#### PROBLEM DESCRIPTION:
For each line in the data below that holds "avatar", return a copy.

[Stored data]
>>>
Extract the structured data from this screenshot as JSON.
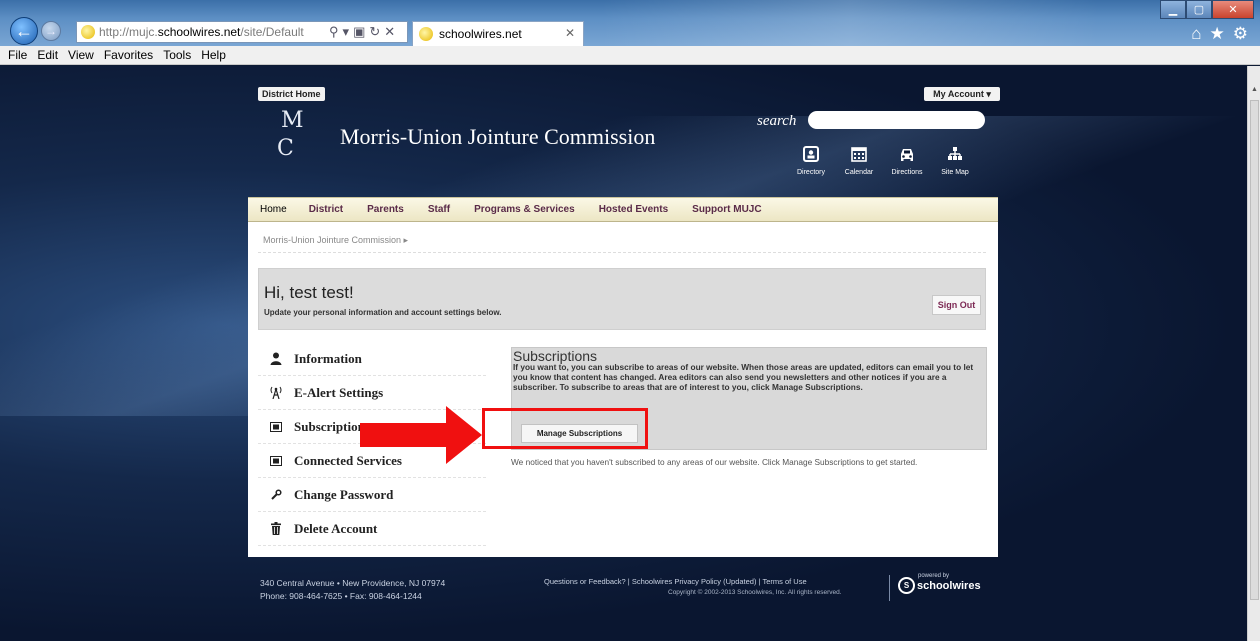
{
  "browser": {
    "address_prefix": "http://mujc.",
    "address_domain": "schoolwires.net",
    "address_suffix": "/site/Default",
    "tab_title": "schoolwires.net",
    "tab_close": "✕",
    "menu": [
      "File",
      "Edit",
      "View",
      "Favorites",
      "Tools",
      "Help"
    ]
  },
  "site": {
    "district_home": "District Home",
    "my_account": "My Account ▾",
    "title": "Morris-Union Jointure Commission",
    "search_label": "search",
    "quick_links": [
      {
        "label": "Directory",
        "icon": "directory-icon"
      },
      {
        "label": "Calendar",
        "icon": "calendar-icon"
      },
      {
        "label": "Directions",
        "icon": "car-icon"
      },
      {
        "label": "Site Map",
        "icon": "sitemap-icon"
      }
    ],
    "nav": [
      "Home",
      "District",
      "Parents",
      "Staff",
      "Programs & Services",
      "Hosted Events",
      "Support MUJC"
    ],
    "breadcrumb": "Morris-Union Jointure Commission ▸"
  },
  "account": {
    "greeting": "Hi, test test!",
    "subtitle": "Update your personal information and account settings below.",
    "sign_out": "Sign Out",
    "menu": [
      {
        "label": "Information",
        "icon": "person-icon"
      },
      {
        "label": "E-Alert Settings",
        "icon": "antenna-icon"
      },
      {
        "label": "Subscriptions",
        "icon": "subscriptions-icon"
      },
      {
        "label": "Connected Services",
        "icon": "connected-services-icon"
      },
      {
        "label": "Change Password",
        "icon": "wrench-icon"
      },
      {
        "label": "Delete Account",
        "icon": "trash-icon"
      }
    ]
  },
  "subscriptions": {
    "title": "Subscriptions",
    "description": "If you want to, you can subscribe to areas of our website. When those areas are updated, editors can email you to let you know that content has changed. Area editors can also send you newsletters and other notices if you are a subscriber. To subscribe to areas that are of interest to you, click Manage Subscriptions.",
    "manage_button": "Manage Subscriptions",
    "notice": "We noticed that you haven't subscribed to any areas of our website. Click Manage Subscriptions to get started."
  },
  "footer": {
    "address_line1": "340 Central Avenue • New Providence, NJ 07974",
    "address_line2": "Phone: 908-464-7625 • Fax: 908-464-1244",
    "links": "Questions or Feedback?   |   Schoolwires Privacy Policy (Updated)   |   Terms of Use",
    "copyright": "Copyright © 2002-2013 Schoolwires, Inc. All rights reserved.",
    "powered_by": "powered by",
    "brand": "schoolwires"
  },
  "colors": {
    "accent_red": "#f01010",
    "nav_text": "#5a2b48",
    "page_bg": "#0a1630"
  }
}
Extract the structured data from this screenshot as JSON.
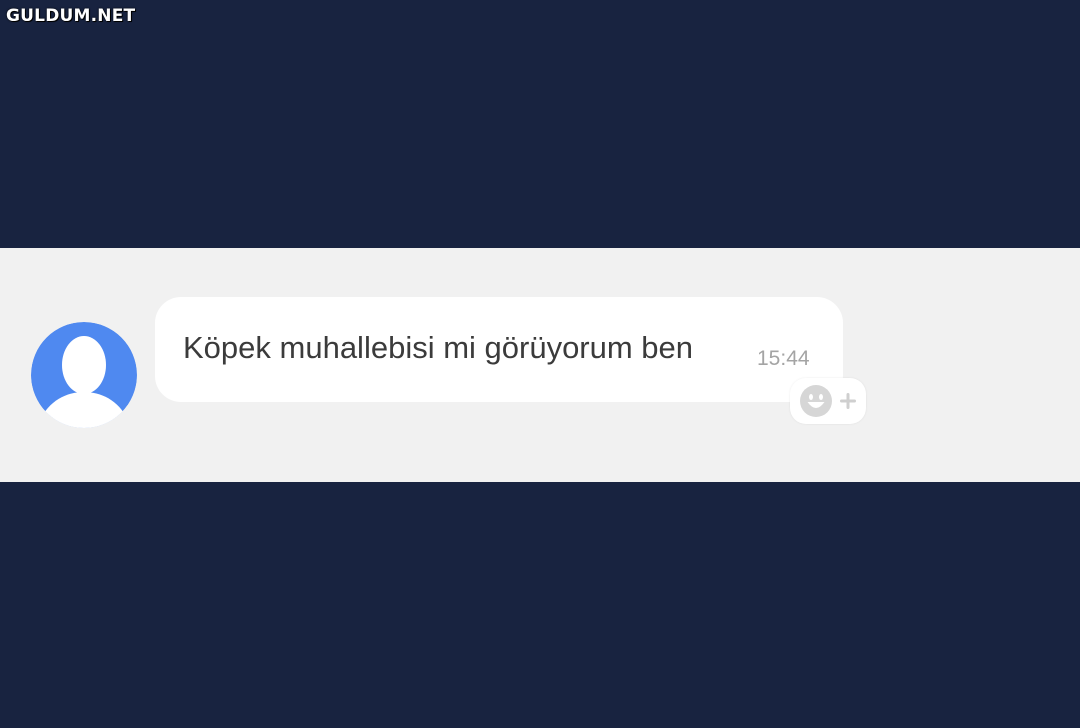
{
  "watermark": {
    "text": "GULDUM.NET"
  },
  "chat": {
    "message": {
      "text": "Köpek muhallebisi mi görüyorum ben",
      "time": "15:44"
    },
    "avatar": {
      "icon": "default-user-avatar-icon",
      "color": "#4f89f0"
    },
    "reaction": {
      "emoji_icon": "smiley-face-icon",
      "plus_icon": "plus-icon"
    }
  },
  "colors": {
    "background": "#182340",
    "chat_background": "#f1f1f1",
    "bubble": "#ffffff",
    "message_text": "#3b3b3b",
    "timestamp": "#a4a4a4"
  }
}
<<<
>>>
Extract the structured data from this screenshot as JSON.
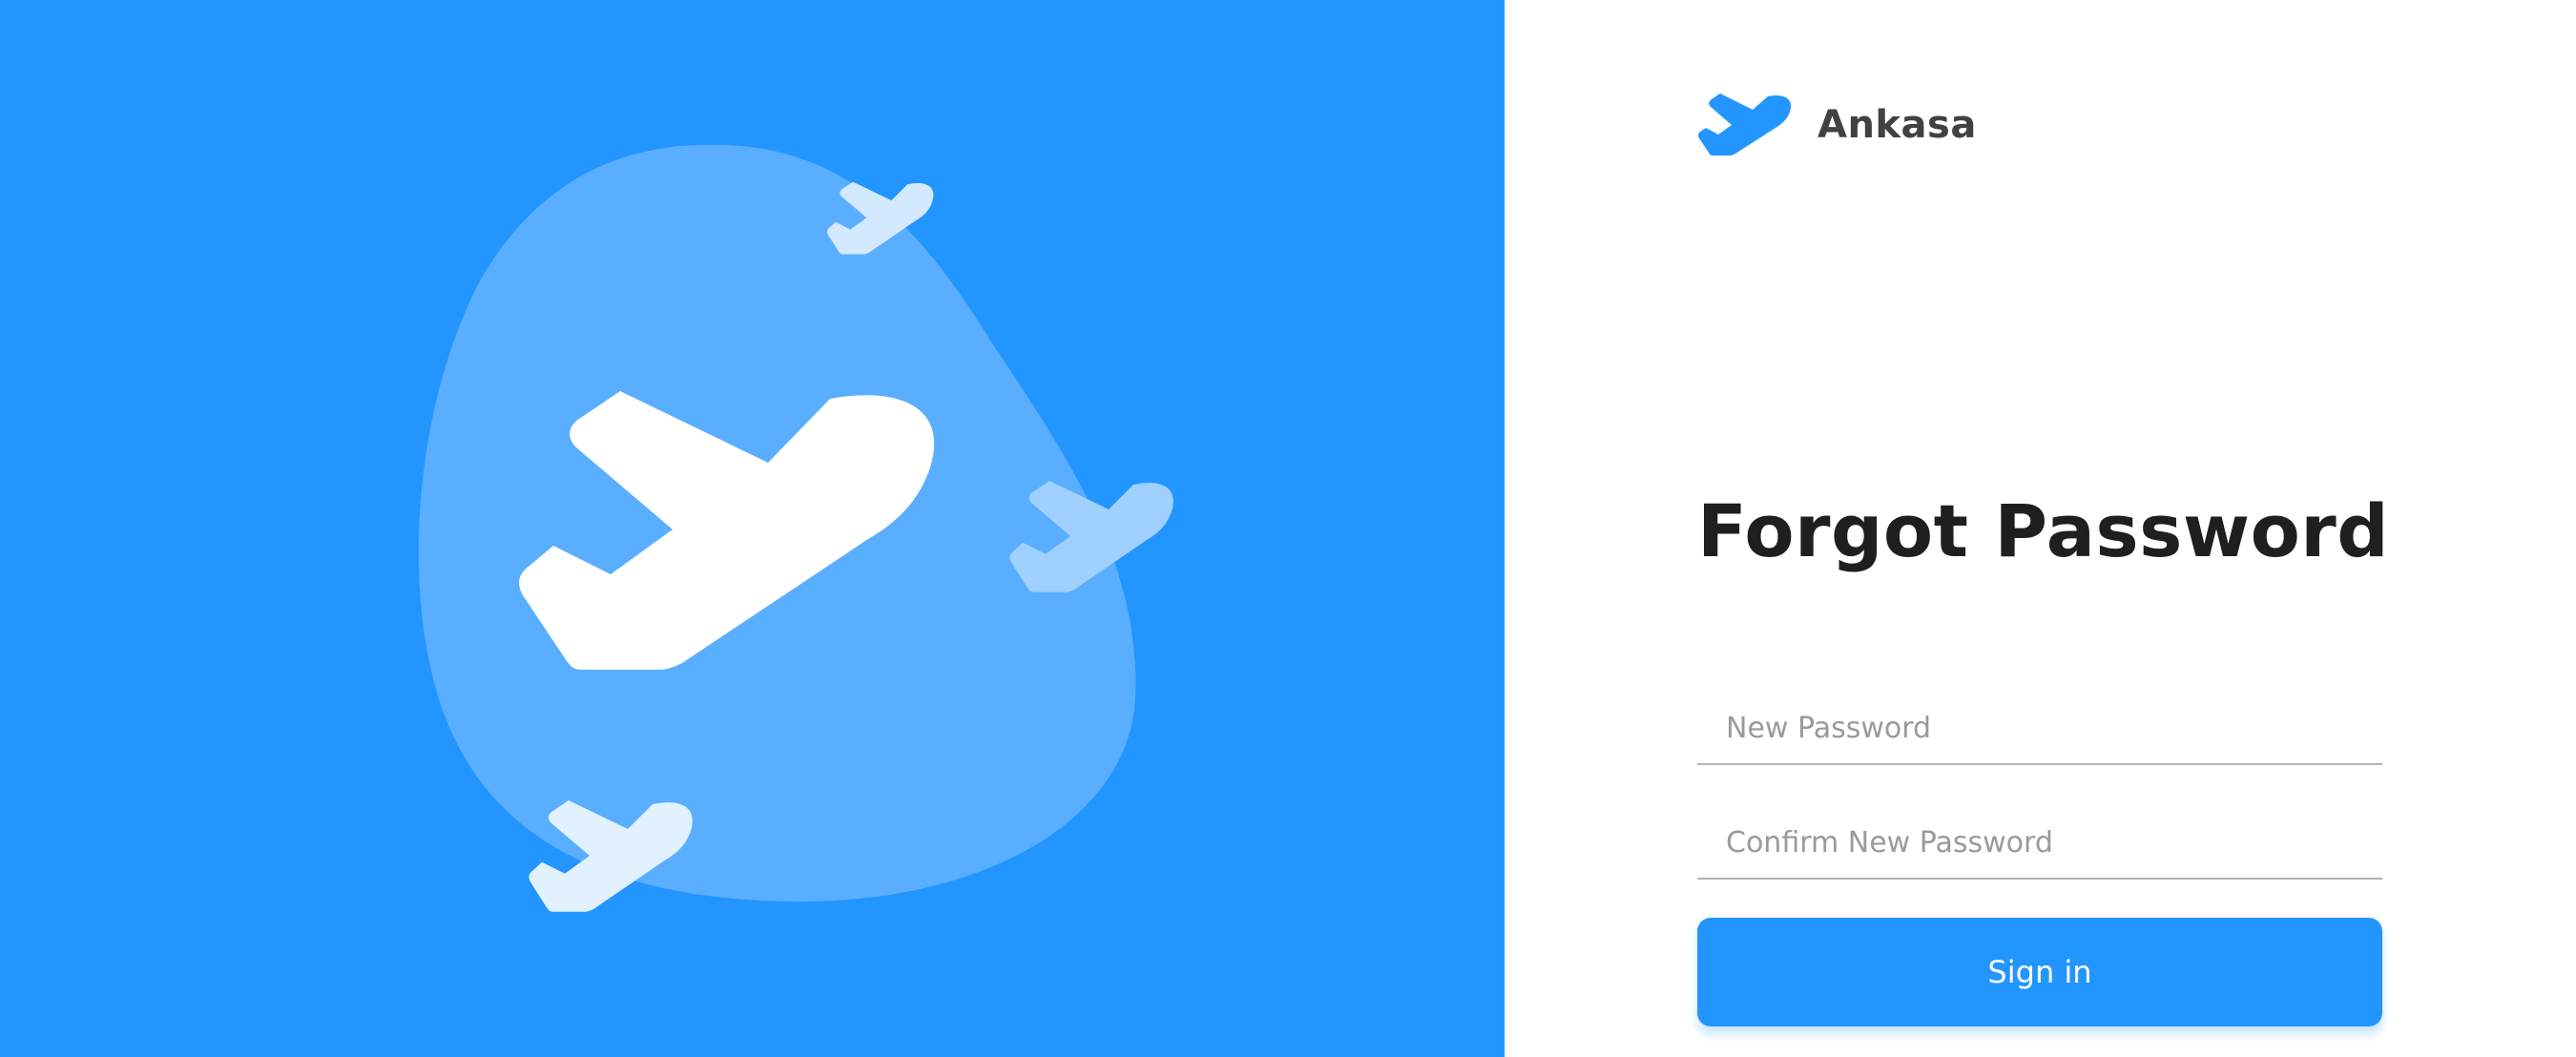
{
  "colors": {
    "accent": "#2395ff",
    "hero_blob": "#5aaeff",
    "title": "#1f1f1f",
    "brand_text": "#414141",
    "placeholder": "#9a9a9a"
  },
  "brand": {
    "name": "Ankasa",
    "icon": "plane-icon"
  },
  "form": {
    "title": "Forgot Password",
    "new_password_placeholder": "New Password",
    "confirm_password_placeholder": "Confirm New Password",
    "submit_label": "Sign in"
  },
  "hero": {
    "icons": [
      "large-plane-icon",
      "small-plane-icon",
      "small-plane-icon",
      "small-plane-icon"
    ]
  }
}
<<<
#### THE OUTPUT:
    "avatar": {
      "icon": "default-user-avatar-icon",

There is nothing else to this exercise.